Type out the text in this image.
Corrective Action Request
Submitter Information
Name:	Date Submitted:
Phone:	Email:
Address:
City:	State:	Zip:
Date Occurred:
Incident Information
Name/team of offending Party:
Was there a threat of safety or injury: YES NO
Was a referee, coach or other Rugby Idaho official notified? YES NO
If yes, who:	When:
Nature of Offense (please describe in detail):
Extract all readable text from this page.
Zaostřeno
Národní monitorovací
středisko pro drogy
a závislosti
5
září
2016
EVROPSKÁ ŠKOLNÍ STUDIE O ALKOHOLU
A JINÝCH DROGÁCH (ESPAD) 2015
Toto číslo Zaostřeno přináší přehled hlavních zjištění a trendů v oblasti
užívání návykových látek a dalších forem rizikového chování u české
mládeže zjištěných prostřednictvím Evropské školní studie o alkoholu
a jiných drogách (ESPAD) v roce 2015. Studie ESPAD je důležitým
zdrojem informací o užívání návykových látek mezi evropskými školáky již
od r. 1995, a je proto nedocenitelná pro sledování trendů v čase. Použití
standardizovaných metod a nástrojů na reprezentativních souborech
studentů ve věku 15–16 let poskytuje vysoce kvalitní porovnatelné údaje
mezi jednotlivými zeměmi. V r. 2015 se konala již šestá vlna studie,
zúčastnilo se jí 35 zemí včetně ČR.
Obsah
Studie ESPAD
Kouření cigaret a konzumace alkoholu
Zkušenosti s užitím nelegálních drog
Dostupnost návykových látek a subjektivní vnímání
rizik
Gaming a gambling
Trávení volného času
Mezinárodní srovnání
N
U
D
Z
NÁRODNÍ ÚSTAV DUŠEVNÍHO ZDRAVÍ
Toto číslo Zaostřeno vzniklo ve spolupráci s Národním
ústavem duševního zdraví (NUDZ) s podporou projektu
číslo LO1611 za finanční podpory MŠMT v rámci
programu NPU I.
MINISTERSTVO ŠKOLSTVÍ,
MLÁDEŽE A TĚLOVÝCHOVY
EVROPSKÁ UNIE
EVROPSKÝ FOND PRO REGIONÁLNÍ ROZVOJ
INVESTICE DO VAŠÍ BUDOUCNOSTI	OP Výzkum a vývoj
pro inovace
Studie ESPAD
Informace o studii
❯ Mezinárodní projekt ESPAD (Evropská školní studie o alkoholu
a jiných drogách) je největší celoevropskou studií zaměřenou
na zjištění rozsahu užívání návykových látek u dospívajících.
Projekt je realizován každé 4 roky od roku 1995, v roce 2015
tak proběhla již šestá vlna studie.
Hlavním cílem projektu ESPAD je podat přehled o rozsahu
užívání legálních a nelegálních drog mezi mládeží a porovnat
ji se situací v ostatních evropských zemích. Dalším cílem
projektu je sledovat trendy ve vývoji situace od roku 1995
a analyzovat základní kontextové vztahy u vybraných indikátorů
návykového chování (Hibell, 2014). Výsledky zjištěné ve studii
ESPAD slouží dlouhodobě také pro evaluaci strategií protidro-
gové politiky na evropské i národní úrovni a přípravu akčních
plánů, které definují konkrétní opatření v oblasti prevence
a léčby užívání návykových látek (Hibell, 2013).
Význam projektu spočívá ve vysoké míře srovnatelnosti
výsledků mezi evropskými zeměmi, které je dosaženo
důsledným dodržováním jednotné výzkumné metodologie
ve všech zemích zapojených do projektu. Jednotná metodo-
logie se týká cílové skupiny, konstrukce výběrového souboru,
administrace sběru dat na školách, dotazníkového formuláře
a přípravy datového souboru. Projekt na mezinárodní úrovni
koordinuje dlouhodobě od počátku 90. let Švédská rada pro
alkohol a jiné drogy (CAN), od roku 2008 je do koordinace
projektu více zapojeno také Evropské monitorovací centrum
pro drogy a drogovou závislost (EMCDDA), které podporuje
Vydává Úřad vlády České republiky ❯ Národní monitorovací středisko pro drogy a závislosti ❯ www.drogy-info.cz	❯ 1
= = =
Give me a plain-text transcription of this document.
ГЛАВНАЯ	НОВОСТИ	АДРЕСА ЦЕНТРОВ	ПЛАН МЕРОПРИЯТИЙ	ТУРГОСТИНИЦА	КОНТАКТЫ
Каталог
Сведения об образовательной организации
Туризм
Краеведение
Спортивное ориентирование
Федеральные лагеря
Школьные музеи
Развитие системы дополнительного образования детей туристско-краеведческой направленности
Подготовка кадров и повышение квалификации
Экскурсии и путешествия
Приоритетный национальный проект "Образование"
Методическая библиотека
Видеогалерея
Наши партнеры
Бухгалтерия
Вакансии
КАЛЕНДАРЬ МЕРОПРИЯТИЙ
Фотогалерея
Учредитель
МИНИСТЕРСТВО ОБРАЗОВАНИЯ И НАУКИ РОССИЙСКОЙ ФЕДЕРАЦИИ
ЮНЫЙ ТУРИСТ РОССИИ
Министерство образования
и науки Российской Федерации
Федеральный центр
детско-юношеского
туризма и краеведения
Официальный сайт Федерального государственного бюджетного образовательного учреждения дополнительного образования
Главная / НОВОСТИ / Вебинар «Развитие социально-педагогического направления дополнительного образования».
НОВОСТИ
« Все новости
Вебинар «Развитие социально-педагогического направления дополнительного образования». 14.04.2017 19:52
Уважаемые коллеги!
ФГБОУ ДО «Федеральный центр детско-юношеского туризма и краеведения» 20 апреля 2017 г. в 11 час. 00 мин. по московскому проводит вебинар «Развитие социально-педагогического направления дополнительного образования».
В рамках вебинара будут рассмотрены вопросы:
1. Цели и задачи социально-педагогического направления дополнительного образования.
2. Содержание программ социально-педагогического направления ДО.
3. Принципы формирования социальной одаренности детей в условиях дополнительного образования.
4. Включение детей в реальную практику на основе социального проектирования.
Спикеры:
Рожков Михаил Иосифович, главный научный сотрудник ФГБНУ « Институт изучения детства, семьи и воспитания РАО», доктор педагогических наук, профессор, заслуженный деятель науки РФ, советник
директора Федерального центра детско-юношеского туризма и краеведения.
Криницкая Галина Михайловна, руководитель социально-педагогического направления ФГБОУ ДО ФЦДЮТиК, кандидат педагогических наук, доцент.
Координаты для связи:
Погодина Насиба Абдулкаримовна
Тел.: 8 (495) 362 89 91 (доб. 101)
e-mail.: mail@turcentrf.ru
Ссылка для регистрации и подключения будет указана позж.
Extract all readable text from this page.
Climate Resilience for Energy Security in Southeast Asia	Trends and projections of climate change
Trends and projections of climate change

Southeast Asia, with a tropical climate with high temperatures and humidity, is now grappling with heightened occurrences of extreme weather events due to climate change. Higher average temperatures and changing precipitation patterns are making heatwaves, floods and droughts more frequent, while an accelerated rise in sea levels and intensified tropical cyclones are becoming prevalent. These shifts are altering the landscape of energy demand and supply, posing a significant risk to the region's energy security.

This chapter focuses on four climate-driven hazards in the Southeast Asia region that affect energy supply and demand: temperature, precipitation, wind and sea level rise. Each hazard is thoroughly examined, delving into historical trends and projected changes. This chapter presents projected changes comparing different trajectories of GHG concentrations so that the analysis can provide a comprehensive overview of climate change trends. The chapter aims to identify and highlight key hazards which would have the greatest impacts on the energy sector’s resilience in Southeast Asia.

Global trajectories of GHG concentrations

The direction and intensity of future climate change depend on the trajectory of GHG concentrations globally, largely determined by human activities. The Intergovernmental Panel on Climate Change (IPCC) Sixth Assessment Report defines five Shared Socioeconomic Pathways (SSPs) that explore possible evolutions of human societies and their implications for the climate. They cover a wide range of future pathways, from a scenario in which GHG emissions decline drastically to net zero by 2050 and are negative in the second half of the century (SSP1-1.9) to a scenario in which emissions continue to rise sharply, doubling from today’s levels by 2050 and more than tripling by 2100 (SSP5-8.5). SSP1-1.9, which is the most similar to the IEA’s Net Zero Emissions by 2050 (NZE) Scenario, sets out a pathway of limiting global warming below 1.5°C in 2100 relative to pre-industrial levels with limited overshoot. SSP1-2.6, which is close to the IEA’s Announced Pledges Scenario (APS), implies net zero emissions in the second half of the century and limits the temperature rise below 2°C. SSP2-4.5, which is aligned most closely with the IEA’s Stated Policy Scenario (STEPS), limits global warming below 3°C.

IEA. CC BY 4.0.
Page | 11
= = =
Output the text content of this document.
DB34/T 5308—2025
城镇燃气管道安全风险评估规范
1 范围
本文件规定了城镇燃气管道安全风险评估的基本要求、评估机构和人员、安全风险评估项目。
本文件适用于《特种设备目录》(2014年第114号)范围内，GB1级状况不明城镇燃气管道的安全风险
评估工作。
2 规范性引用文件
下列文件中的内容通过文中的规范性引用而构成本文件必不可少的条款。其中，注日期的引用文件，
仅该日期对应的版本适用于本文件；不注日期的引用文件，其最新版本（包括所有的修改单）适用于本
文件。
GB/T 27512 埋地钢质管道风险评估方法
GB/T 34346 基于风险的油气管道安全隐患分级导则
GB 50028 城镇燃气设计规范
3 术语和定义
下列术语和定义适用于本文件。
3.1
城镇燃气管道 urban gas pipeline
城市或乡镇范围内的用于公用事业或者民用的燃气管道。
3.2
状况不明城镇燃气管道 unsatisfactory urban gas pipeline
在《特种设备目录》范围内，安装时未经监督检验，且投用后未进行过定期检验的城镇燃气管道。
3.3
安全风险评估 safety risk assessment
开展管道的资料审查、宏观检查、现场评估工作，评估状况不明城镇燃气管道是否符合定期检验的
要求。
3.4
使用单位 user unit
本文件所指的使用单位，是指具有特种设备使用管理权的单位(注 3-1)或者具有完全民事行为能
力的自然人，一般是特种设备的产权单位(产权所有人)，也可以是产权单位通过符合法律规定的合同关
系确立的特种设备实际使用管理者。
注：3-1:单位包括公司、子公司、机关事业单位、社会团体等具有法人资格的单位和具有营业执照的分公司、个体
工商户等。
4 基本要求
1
= = =
* _PROBLEM STATEMENT_
Identify the lines that contain the string "souboru", and copy every one of them.

* _WRITTEN ANSWER_
logie se týká cílové skupiny, konstrukce výběrového souboru,
a přípravy datového souboru. Projekt na mezinárodní úrovni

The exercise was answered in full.